Go through the material below and report how many lines contain "date". Give only the number.

↓

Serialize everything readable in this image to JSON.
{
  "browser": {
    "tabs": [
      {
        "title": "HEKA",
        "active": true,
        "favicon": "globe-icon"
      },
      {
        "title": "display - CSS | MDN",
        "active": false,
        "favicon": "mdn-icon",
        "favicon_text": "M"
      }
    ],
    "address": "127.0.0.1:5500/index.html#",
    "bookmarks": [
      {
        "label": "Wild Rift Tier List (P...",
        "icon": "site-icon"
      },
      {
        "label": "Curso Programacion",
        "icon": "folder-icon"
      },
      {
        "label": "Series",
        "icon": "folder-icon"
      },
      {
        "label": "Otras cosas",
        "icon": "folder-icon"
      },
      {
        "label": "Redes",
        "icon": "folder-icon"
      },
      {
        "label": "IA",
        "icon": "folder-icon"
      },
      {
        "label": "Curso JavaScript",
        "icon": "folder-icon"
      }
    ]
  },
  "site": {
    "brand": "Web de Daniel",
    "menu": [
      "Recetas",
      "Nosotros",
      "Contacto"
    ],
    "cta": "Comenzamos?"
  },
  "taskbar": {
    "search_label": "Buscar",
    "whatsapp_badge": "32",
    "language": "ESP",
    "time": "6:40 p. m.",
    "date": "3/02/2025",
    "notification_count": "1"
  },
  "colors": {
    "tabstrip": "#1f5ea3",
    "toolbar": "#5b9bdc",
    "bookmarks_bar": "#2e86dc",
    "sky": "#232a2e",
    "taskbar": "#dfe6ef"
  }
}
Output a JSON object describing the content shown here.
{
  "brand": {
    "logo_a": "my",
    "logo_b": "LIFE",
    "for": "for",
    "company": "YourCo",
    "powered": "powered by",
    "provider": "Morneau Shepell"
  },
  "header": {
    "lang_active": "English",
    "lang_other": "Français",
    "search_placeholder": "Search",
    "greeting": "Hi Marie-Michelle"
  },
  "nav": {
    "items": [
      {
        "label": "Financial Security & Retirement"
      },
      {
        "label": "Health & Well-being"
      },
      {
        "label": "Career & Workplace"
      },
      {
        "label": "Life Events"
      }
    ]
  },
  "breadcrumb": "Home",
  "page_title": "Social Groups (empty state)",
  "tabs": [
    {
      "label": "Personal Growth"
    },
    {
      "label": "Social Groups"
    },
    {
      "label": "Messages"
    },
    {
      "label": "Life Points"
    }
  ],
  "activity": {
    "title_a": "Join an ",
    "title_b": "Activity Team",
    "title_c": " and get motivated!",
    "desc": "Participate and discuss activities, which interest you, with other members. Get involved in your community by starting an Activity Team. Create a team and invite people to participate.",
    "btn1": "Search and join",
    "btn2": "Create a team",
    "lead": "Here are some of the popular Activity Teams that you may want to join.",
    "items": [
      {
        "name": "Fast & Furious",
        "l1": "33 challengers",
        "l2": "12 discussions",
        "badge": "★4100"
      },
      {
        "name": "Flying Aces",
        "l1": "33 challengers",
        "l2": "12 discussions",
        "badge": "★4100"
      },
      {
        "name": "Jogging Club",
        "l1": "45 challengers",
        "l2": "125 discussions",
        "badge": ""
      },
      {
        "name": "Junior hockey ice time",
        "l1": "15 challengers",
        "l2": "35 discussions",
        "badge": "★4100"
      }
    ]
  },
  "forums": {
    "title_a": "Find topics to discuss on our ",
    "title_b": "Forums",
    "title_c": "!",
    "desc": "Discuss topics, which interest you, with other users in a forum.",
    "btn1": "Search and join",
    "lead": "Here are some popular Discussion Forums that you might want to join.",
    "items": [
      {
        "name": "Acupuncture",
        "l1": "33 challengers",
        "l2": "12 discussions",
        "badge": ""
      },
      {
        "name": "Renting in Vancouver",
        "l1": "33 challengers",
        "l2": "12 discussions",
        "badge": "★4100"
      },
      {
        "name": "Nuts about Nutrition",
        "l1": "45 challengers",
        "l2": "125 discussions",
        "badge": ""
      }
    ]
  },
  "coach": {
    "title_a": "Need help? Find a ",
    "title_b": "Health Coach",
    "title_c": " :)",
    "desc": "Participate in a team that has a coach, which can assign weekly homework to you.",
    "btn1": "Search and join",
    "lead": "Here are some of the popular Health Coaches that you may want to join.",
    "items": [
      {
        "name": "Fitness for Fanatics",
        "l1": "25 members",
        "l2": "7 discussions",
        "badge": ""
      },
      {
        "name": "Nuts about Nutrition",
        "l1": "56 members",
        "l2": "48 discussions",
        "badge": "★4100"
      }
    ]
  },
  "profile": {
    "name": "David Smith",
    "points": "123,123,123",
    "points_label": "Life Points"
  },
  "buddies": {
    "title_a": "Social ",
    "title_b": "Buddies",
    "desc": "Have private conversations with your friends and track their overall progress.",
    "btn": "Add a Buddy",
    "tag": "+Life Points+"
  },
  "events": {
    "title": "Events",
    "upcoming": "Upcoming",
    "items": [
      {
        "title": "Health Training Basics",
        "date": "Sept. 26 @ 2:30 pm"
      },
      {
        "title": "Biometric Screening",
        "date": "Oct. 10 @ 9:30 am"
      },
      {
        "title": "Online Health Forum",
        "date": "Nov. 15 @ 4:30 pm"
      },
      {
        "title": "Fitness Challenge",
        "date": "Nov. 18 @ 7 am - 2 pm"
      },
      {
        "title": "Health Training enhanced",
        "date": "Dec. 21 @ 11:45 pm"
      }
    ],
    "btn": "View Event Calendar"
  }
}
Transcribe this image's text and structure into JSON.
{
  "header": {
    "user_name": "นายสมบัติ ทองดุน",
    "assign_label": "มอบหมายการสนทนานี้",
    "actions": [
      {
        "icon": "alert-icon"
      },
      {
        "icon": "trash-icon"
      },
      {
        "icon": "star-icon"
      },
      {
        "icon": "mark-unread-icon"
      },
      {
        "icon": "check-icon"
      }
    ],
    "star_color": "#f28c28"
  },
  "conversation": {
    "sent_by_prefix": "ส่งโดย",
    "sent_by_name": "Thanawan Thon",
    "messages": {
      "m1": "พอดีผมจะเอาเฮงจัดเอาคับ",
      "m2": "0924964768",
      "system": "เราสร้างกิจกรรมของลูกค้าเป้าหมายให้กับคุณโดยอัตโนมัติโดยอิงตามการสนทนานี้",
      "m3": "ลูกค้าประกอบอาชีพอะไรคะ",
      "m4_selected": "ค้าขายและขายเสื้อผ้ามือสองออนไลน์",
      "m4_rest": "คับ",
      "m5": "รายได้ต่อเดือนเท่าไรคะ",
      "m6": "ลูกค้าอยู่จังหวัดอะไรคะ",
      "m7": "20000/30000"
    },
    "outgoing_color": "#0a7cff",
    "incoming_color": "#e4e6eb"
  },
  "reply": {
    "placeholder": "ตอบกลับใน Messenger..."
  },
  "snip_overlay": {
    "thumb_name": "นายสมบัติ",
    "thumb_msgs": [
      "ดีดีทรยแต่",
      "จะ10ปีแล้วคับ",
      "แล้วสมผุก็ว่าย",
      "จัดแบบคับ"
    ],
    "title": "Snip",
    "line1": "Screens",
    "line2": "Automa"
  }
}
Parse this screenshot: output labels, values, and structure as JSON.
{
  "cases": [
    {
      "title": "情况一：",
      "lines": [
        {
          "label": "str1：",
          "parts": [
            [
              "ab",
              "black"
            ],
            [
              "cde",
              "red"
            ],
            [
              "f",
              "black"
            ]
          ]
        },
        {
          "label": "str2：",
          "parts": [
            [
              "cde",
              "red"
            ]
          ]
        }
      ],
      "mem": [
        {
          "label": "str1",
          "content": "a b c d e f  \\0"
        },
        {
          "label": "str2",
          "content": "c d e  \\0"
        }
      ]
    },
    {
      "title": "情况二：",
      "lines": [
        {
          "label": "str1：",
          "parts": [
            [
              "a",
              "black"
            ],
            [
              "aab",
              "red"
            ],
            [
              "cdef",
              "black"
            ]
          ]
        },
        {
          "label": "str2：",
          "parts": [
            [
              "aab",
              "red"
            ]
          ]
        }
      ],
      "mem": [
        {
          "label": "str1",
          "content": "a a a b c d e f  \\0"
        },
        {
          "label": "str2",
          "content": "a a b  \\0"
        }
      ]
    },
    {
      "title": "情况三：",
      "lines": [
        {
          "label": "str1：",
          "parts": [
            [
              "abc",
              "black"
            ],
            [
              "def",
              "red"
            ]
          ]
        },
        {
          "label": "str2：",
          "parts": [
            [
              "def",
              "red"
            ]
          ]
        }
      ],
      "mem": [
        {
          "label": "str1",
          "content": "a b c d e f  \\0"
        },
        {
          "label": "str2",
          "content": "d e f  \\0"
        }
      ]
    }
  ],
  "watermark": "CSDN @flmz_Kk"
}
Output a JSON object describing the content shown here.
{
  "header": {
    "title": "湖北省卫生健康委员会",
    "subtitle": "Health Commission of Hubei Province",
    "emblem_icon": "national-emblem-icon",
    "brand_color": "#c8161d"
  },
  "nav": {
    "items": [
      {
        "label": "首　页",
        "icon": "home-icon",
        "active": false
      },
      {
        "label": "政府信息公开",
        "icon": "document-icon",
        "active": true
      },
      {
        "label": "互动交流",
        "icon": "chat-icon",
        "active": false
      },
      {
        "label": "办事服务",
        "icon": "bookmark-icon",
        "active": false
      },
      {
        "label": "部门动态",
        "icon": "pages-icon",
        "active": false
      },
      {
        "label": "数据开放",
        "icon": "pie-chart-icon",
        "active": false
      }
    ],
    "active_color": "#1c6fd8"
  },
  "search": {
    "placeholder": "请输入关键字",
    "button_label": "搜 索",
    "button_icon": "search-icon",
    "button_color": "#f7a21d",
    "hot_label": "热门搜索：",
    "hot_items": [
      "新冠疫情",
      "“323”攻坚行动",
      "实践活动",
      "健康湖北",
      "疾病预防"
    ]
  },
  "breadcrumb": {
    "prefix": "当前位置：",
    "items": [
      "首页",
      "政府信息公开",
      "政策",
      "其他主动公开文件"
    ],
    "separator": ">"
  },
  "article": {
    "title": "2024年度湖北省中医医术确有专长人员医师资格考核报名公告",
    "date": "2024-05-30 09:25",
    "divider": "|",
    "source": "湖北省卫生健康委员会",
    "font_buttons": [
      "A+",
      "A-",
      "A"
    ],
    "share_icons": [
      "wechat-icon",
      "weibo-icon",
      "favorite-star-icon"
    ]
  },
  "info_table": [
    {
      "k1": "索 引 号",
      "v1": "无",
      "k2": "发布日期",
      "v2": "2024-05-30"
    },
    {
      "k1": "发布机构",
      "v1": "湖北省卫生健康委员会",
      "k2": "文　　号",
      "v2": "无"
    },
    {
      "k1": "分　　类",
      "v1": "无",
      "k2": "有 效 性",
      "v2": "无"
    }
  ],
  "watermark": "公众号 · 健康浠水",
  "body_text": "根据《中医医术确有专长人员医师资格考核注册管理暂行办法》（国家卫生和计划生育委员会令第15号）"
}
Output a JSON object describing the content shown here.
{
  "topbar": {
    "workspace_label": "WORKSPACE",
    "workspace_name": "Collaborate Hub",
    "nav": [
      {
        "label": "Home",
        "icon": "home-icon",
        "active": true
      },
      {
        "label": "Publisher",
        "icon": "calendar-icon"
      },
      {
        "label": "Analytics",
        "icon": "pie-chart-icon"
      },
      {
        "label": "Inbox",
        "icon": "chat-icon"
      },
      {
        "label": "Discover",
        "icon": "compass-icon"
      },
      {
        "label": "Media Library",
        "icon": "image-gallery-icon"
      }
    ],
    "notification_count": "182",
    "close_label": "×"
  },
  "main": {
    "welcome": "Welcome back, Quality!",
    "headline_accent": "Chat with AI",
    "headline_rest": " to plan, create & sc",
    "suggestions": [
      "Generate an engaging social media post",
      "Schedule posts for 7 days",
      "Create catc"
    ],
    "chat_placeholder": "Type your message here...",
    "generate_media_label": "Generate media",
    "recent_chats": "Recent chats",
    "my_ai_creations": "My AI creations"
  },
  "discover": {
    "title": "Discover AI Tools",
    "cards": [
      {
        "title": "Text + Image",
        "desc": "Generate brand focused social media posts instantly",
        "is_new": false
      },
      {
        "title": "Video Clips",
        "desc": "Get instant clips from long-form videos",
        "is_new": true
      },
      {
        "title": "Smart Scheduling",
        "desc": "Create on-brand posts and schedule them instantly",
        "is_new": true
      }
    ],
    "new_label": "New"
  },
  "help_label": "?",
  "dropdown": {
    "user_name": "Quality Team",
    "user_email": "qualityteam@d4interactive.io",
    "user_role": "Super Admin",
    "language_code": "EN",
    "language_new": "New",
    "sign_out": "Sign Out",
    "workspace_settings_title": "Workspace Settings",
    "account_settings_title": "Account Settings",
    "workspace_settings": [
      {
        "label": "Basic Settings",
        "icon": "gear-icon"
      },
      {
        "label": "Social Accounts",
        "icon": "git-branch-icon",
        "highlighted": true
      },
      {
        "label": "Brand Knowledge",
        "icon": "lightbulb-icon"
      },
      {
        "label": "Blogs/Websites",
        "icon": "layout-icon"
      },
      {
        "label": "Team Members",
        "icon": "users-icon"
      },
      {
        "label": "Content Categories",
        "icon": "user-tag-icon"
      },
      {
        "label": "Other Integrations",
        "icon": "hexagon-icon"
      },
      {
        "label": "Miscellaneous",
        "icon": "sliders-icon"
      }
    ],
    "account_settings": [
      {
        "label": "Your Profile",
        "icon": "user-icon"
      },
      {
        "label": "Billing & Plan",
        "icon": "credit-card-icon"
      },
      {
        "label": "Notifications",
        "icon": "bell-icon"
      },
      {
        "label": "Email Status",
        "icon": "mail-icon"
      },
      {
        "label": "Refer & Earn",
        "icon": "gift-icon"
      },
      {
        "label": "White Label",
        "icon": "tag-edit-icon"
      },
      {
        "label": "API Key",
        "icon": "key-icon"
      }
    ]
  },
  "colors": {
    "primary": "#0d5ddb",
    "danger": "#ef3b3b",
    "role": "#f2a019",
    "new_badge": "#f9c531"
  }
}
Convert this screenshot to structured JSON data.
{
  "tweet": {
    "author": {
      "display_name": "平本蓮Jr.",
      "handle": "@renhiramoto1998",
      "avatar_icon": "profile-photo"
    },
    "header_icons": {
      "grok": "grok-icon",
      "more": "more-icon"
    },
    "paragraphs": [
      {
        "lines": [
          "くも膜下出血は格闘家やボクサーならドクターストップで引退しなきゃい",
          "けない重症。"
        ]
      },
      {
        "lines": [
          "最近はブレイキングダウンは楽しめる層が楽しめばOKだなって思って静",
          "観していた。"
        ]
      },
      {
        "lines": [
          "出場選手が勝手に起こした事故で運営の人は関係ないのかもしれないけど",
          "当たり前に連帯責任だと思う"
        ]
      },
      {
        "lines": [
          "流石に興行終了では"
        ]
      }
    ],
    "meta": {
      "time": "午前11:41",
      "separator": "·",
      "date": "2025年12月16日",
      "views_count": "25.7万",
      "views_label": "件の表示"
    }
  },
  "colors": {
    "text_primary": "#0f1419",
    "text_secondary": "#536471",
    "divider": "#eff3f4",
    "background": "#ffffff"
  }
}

↑

■ FULL SOLUTION ■
8